Data entries
↓

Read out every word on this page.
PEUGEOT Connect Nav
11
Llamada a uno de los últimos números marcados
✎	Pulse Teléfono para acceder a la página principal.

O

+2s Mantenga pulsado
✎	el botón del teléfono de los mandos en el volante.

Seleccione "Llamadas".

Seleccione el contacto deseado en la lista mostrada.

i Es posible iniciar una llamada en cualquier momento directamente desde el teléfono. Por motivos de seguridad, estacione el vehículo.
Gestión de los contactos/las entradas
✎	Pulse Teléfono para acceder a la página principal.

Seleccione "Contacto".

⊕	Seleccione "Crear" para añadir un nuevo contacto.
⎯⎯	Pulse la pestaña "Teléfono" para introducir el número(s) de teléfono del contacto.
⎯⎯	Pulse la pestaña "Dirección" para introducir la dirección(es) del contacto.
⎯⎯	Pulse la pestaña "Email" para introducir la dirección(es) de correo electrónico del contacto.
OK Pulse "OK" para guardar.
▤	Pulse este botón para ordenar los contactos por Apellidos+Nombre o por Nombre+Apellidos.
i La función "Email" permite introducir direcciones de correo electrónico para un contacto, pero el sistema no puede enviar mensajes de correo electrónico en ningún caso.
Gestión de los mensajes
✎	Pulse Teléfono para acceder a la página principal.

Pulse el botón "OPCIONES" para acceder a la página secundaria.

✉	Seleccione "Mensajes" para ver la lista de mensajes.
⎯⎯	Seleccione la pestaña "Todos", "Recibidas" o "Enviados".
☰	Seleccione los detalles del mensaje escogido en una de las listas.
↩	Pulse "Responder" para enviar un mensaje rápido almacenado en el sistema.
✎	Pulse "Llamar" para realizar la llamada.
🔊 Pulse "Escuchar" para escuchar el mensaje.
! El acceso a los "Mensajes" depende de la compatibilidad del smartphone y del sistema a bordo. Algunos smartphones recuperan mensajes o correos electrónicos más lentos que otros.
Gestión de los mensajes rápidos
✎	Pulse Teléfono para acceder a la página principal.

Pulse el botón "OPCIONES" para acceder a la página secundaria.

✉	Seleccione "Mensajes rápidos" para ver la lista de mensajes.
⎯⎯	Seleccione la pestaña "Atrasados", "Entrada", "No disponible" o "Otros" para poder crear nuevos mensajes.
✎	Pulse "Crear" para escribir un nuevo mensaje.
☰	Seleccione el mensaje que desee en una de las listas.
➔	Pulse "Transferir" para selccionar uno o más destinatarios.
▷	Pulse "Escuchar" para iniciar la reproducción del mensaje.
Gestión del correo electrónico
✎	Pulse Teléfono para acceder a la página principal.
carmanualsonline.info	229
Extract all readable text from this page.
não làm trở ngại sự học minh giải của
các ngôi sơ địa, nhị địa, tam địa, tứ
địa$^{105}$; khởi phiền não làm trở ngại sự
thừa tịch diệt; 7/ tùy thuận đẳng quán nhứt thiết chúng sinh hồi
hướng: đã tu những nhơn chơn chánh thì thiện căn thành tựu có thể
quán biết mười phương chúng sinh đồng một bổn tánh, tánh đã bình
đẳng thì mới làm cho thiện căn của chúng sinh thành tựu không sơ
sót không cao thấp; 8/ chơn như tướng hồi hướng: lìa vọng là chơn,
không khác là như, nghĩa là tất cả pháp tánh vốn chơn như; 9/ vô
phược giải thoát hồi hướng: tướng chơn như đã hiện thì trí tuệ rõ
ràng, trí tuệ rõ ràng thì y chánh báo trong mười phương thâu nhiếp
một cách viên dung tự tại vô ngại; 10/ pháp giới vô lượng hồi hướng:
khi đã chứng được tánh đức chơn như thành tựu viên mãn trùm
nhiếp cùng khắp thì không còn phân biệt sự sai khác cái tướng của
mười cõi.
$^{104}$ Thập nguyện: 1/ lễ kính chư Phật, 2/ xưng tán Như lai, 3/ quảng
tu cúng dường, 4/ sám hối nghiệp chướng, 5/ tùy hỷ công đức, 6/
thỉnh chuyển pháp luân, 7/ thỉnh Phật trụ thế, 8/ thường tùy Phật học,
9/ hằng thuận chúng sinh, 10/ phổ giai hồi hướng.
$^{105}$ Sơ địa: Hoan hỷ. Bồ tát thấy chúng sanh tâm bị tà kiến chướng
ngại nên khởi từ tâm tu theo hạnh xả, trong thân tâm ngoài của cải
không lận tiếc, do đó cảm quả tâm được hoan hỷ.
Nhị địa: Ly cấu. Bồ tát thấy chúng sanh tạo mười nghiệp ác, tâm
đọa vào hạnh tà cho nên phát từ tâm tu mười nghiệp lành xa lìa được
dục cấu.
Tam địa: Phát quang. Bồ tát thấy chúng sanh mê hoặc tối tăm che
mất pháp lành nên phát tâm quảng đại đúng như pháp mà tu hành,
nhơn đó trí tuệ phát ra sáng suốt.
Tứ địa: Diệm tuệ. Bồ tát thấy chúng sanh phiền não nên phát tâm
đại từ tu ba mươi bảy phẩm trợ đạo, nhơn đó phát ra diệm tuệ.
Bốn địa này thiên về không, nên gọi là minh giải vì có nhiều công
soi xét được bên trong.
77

↑

## Aim
Copy out every line that includes the word "ngại".

## Output for this exercise
não làm trở ngại sự học minh giải của
địa$^{105}$; khởi phiền não làm trở ngại sự
một cách viên dung tự tại vô ngại; 10/ pháp giới vô lượng hồi hướng:
ngại nên khởi từ tâm tu theo hạnh xả, trong thân tâm ngoài của cải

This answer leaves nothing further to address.